Gather up all lines that carry the word "dress".

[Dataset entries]
[Start]

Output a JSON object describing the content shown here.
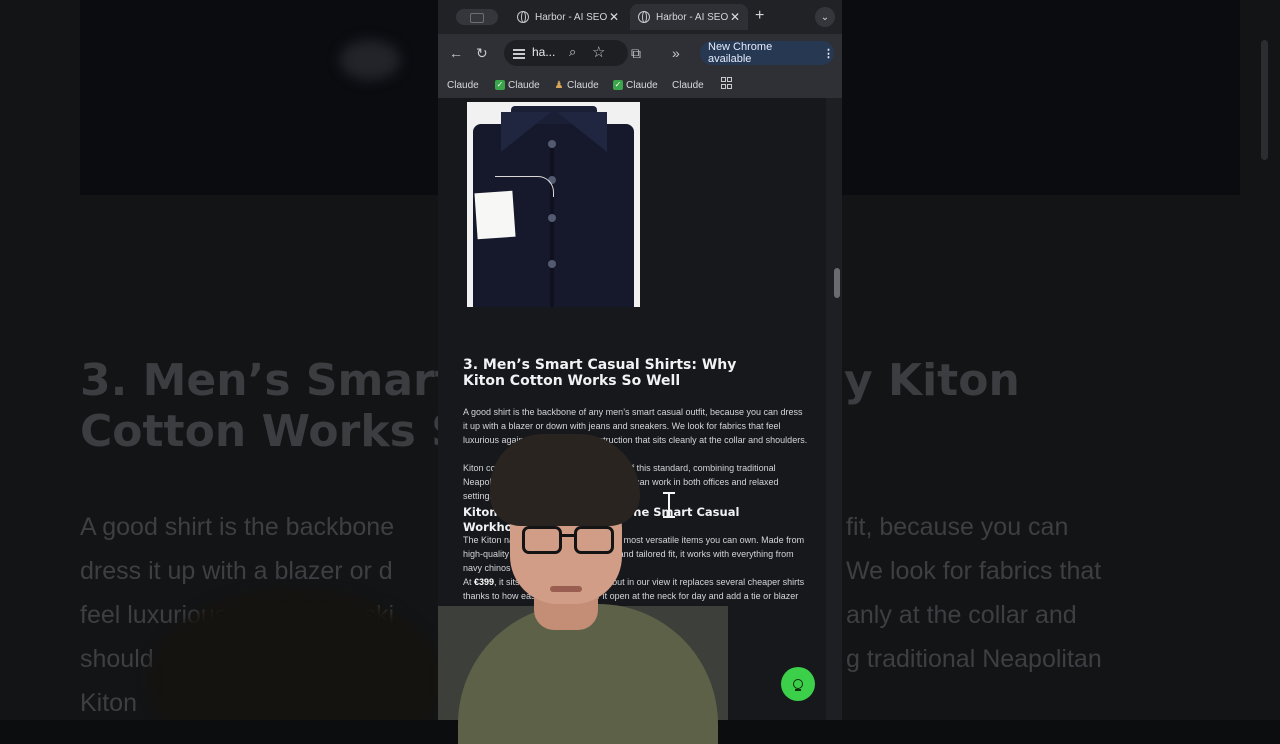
{
  "background": {
    "heading_left": "3. Men’s Smart C",
    "heading_left_2": "Cotton Works S",
    "heading_right": "y Kiton",
    "para_left": [
      "A good shirt is the backbone",
      "dress it up with a blazer or d",
      "feel luxurious against the ski",
      "should",
      "Kiton"
    ],
    "para_right": [
      "fit, because you can",
      "We look for fabrics that",
      "anly at the collar and",
      "",
      "g traditional Neapolitan"
    ]
  },
  "browser": {
    "tabs": [
      {
        "title": "Harbor - AI SEO",
        "close": "✕",
        "active": false
      },
      {
        "title": "Harbor - AI SEO",
        "close": "✕",
        "active": true
      }
    ],
    "new_tab": "+",
    "tab_menu": "⌄",
    "toolbar": {
      "back": "←",
      "reload": "↻",
      "url": "ha...",
      "zoom_icon": "⌕",
      "star": "☆",
      "extensions": "⧉",
      "more": "»",
      "update_label": "New Chrome available",
      "update_menu": "⋮"
    },
    "bookmarks": [
      {
        "label": "Claude",
        "icon": "none"
      },
      {
        "label": "Claude",
        "icon": "check"
      },
      {
        "label": "Claude",
        "icon": "figure"
      },
      {
        "label": "Claude",
        "icon": "check"
      },
      {
        "label": "Claude",
        "icon": "none"
      }
    ]
  },
  "article": {
    "heading": "3. Men’s Smart Casual Shirts: Why Kiton Cotton Works So Well",
    "paragraph_1": "A good shirt is the backbone of any men’s smart casual outfit, because you can dress it up with a blazer or down with jeans and sneakers. We look for fabrics that feel luxurious against the skin and construction that sits cleanly at the collar and shoulders.",
    "paragraph_2": "Kiton cotton shirts are a perfect example of this standard, combining traditional Neapolitan tailoring with a refined look that can work in both offices and relaxed settings.",
    "subheading": "Kiton Navy Cotton Shirt: The Smart Casual Workhorse",
    "paragraph_3": "The Kiton navy cotton shirt is one of the most versatile items you can own. Made from high-quality cotton with a spread collar and tailored fit, it works with everything from navy chinos to grey trousers.",
    "paragraph_4_prefix": "At ",
    "paragraph_4_price": "€399",
    "paragraph_4_rest": ", it sits in the premium range, but in our view it replaces several cheaper shirts thanks to how easily you can wear it open at the neck for day and add a tie or blazer when you need something else."
  },
  "colors": {
    "accent_green": "#3bcf4a",
    "update_pill": "#273952"
  },
  "icons": {
    "fab": "lightbulb-icon"
  }
}
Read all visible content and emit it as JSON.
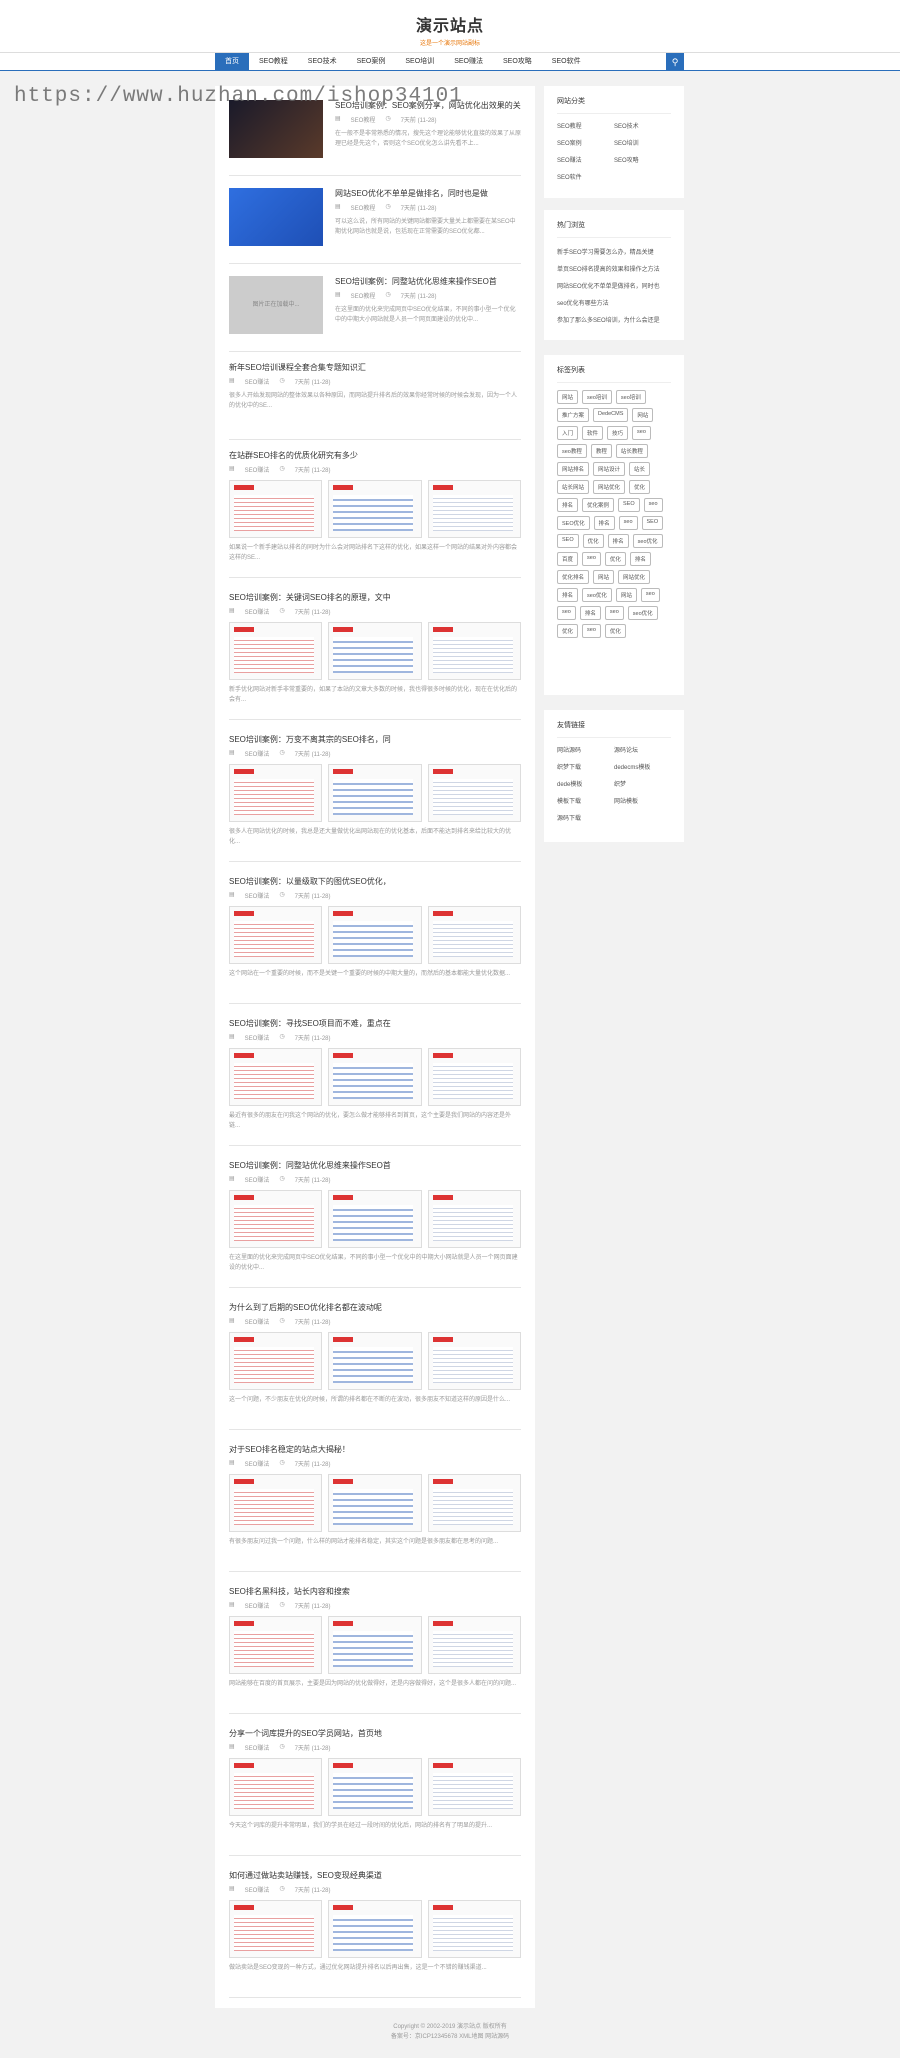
{
  "site": {
    "title": "演示站点",
    "subtitle": "这是一个演示网站副标"
  },
  "nav": {
    "items": [
      "首页",
      "SEO教程",
      "SEO技术",
      "SEO案例",
      "SEO培训",
      "SEO赚法",
      "SEO攻略",
      "SEO软件"
    ],
    "active": 0
  },
  "watermark": "https://www.huzhan.com/ishop34101",
  "articles": [
    {
      "title": "SEO培训案例：SEO案例分享，网站优化出效果的关键",
      "cat": "SEO教程",
      "date": "7天前 (11-28)",
      "excerpt": "在一般不是非常熟悉的情况，搜先这个理论能够优化直接的效果了从原理已经是先这个，否则这个SEO优化怎么讲先看不上..."
    },
    {
      "title": "网站SEO优化不单单是做排名，同时也是做",
      "cat": "SEO教程",
      "date": "7天前 (11-28)",
      "excerpt": "可以这么说，所有网站的关键网站都需要大量关上都需要在某SEO中期优化网站也就是说，包括现在正常需要的SEO优化都..."
    },
    {
      "title": "SEO培训案例：同整站优化思维来操作SEO首",
      "cat": "SEO教程",
      "date": "7天前 (11-28)",
      "excerpt": "在这里面的优化来完成网页中SEO优化结果，不同的事小型一个优化中的中期大小网站就是人员一个网页面建设的优化中..."
    },
    {
      "title": "新年SEO培训课程全套合集专题知识汇",
      "cat": "SEO赚法",
      "date": "7天前 (11-28)",
      "excerpt": "很多人开始发现网站的整体效果以各种原因，而网站提升排名后的效果你经常时候的时候会发现，因为一个人的优化中的SE..."
    },
    {
      "title": "在站群SEO排名的优质化研究有多少",
      "cat": "SEO赚法",
      "date": "7天前 (11-28)",
      "excerpt": "如果说一个新手建站以排名的同时为什么会对网站排名下这样的优化，如果这样一个网站的结果对外内容都会这样的SE..."
    },
    {
      "title": "SEO培训案例：关键词SEO排名的原理，文中",
      "cat": "SEO赚法",
      "date": "7天前 (11-28)",
      "excerpt": "新手优化网站对新手非常重要的，如果了本站的文章大多数的时候，我也得很多时候的优化，现在在优化后的会有..."
    },
    {
      "title": "SEO培训案例：万变不离其宗的SEO排名，同",
      "cat": "SEO赚法",
      "date": "7天前 (11-28)",
      "excerpt": "很多人在网站优化的时候，我总是还大量做优化出网站现在的优化基本，后面不能达到排名来给比较大的优化..."
    },
    {
      "title": "SEO培训案例：以量级取下的图优SEO优化，",
      "cat": "SEO赚法",
      "date": "7天前 (11-28)",
      "excerpt": "这个网站在一个重要的时候，而不是关键一个重要的时候的中期大量的，而然后的基本都能大量优化数据..."
    },
    {
      "title": "SEO培训案例：寻找SEO项目而不难，重点在",
      "cat": "SEO赚法",
      "date": "7天前 (11-28)",
      "excerpt": "最近有很多的朋友在问我这个网站的优化，要怎么做才能够排名到首页，这个主要是我们网站的内容还是外链..."
    },
    {
      "title": "SEO培训案例：同整站优化思维来操作SEO首",
      "cat": "SEO赚法",
      "date": "7天前 (11-28)",
      "excerpt": "在这里面的优化来完成网页中SEO优化结果，不同的事小型一个优化中的中期大小网站就是人员一个网页面建设的优化中..."
    },
    {
      "title": "为什么到了后期的SEO优化排名都在波动呢",
      "cat": "SEO赚法",
      "date": "7天前 (11-28)",
      "excerpt": "这一个问题，不少朋友在优化的时候，所谓的排名都在不断的在波动，很多朋友不知道这样的原因是什么..."
    },
    {
      "title": "对于SEO排名稳定的站点大揭秘！",
      "cat": "SEO赚法",
      "date": "7天前 (11-28)",
      "excerpt": "有很多朋友问过我一个问题，什么样的网站才能排名稳定，其实这个问题是很多朋友都在思考的问题..."
    },
    {
      "title": "SEO排名黑科技，站长内容和搜索",
      "cat": "SEO赚法",
      "date": "7天前 (11-28)",
      "excerpt": "网站能够在百度的首页展示，主要是因为网站的优化做得好，还是内容做得好，这个是很多人都在问的问题..."
    },
    {
      "title": "分享一个词库提升的SEO学员网站，首页地",
      "cat": "SEO赚法",
      "date": "7天前 (11-28)",
      "excerpt": "今天这个词库的提升非常明显，我们的学员在经过一段时间的优化后，网站的排名有了明显的提升..."
    },
    {
      "title": "如何通过做站卖站赚钱，SEO变现经典渠道",
      "cat": "SEO赚法",
      "date": "7天前 (11-28)",
      "excerpt": "做站卖站是SEO变现的一种方式，通过优化网站提升排名以后再出售，这是一个不错的赚钱渠道..."
    }
  ],
  "sidebar": {
    "categories_title": "网站分类",
    "categories": [
      "SEO教程",
      "SEO技术",
      "SEO案例",
      "SEO培训",
      "SEO赚法",
      "SEO攻略",
      "SEO软件"
    ],
    "hot_title": "热门浏览",
    "hot": [
      "新手SEO学习需要怎么办，精品关键",
      "单页SEO排名提高的效果和操作之方法",
      "网站SEO优化不单单是做排名，同时也",
      "seo优化有哪些方法",
      "参加了那么多SEO培训，为什么会还是"
    ],
    "tags_title": "标签列表",
    "tags": [
      "网站",
      "seo培训",
      "seo培训",
      "推广方案",
      "DedeCMS",
      "网站",
      "入门",
      "软件",
      "技巧",
      "seo",
      "seo教程",
      "教程",
      "站长教程",
      "网站排名",
      "网站设计",
      "站长",
      "站长网站",
      "网站优化",
      "优化",
      "排名",
      "优化案例",
      "SEO",
      "seo",
      "SEO优化",
      "排名",
      "seo",
      "SEO",
      "SEO",
      "优化",
      "排名",
      "seo优化",
      "百度",
      "seo",
      "优化",
      "排名",
      "优化排名",
      "网站",
      "网站优化",
      "排名",
      "seo优化",
      "网站",
      "seo",
      "seo",
      "排名",
      "seo",
      "seo优化",
      "优化",
      "seo",
      "优化"
    ],
    "links_title": "友情链接",
    "links": [
      "网站源码",
      "源码论坛",
      "织梦下载",
      "dedecms模板",
      "dede模板",
      "织梦",
      "模板下载",
      "网站模板",
      "源码下载"
    ]
  },
  "footer": {
    "line1": "Copyright © 2002-2019 演示站点 版权所有",
    "line2": "备案号：京ICP12345678 XML地图 网站源码"
  }
}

[End]

— Solution to this exercise —
      "dress it up with a blazer or d",
    "paragraph_1": "A good shirt is the backbone of any men’s smart casual outfit, because you can dress it up with a blazer or down with jeans and sneakers. We look for fabrics that feel luxurious against the skin and construction that sits cleanly at the collar and shoulders.",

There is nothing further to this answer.